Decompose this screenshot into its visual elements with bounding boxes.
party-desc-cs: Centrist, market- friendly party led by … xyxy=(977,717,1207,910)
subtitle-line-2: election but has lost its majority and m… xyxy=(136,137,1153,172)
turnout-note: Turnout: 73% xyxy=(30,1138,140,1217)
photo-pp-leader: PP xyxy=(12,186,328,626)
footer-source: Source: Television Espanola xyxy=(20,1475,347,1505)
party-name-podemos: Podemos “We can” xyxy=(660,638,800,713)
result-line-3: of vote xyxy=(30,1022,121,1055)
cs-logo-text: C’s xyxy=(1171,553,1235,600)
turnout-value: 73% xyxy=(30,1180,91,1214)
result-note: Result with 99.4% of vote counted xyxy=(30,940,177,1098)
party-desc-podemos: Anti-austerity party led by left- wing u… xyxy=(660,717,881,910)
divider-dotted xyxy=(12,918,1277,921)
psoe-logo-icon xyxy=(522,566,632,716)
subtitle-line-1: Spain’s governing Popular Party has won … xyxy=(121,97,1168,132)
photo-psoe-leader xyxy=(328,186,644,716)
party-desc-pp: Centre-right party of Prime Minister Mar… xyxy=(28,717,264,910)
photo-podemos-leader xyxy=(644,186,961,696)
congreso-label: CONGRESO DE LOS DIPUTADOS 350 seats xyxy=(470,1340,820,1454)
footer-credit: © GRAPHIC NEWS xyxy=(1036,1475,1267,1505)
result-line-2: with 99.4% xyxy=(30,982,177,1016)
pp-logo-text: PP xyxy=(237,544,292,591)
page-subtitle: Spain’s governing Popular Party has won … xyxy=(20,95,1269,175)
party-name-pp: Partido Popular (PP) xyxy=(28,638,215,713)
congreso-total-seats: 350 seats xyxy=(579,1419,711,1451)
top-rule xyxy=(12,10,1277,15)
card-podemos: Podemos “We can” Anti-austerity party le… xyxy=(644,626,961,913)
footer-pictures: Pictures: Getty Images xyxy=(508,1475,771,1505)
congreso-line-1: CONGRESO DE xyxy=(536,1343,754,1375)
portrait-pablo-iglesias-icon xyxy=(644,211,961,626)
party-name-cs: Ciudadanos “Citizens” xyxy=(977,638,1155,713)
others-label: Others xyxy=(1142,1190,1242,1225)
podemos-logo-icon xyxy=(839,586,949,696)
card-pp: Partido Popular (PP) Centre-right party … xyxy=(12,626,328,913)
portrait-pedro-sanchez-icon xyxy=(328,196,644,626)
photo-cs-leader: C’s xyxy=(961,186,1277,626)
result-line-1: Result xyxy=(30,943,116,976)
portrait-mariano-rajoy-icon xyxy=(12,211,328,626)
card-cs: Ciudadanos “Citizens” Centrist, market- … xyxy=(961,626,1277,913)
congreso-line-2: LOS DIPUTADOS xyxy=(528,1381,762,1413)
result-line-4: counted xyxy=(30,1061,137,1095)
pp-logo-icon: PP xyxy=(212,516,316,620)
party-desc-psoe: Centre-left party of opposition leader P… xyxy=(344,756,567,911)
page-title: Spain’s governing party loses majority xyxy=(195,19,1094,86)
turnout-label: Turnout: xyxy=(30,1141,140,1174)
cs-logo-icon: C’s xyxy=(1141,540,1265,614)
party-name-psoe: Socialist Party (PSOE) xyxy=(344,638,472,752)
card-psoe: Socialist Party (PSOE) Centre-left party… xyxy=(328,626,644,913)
■ ■ ■ ■ ■
Present every line of the entries above as a Markdown table with the columns Row and Line. Number the rows in order and leave out any blank lines.

Solved exercise:
| Row | Line |
|---|---|
| 1 | Decompose this screenshot into its visual elements with bounding boxes. |
| 2 | party-desc-cs: Centrist, market- friendly party led by … xyxy=(977,717,1207,910) |
| 3 | subtitle-line-2: election but has lost its majority and m… xyxy=(136,137,1153,172) |
| 4 | turnout-note: Turnout: 73% xyxy=(30,1138,140,1217) |
| 5 | photo-pp-leader: PP xyxy=(12,186,328,626) |
| 6 | footer-source: Source: Television Espanola xyxy=(20,1475,347,1505) |
| 7 | party-name-podemos: Podemos “We can” xyxy=(660,638,800,713) |
| 8 | result-line-3: of vote xyxy=(30,1022,121,1055) |
| 9 | cs-logo-text: C’s xyxy=(1171,553,1235,600) |
| 10 | turnout-value: 73% xyxy=(30,1180,91,1214) |
| 11 | result-note: Result with 99.4% of vote counted xyxy=(30,940,177,1098) |
| 12 | party-desc-podemos: Anti-austerity party led by left- wing u… xyxy=(660,717,881,910) |
| 13 | divider-dotted xyxy=(12,918,1277,921) |
| 14 | psoe-logo-icon xyxy=(522,566,632,716) |
| 15 | subtitle-line-1: Spain’s governing Popular Party has won … xyxy=(121,97,1168,132) |
| 16 | photo-psoe-leader xyxy=(328,186,644,716) |
| 17 | party-desc-pp: Centre-right party of Prime Minister Mar… xyxy=(28,717,264,910) |
| 18 | photo-podemos-leader xyxy=(644,186,961,696) |
| 19 | congreso-label: CONGRESO DE LOS DIPUTADOS 350 seats xyxy=(470,1340,820,1454) |
| 20 | footer-credit: © GRAPHIC NEWS xyxy=(1036,1475,1267,1505) |
| 21 | result-line-2: with 99.4% xyxy=(30,982,177,1016) |
| 22 | pp-logo-text: PP xyxy=(237,544,292,591) |
| 23 | page-subtitle: Spain’s governing Popular Party has won … xyxy=(20,95,1269,175) |
| 24 | party-name-pp: Partido Popular (PP) xyxy=(28,638,215,713) |
| 25 | congreso-total-seats: 350 seats xyxy=(579,1419,711,1451) |
| 26 | top-rule xyxy=(12,10,1277,15) |
| 27 | card-podemos: Podemos “We can” Anti-austerity party le… xyxy=(644,626,961,913) |
| 28 | footer-pictures: Pictures: Getty Images xyxy=(508,1475,771,1505) |
| 29 | congreso-line-1: CONGRESO DE xyxy=(536,1343,754,1375) |
| 30 | portrait-pablo-iglesias-icon xyxy=(644,211,961,626) |
| 31 | party-name-cs: Ciudadanos “Citizens” xyxy=(977,638,1155,713) |
| 32 | others-label: Others xyxy=(1142,1190,1242,1225) |
| 33 | podemos-logo-icon xyxy=(839,586,949,696) |
| 34 | card-pp: Partido Popular (PP) Centre-right party … xyxy=(12,626,328,913) |
| 35 | portrait-pedro-sanchez-icon xyxy=(328,196,644,626) |
| 36 | photo-cs-leader: C’s xyxy=(961,186,1277,626) |
| 37 | result-line-1: Result xyxy=(30,943,116,976) |
| 38 | portrait-mariano-rajoy-icon xyxy=(12,211,328,626) |
| 39 | card-cs: Ciudadanos “Citizens” Centrist, market- … xyxy=(961,626,1277,913) |
| 40 | congreso-line-2: LOS DIPUTADOS xyxy=(528,1381,762,1413) |
| 41 | result-line-4: counted xyxy=(30,1061,137,1095) |
| 42 | pp-logo-icon: PP xyxy=(212,516,316,620) |
| 43 | party-desc-psoe: Centre-left party of opposition leader P… xyxy=(344,756,567,911) |
| 44 | page-title: Spain’s governing party loses majority xyxy=(195,19,1094,86) |
| 45 | turnout-label: Turnout: xyxy=(30,1141,140,1174) |
| 46 | cs-logo-icon: C’s xyxy=(1141,540,1265,614) |
| 47 | party-name-psoe: Socialist Party (PSOE) xyxy=(344,638,472,752) |
| 48 | card-psoe: Socialist Party (PSOE) Centre-left party… xyxy=(328,626,644,913) |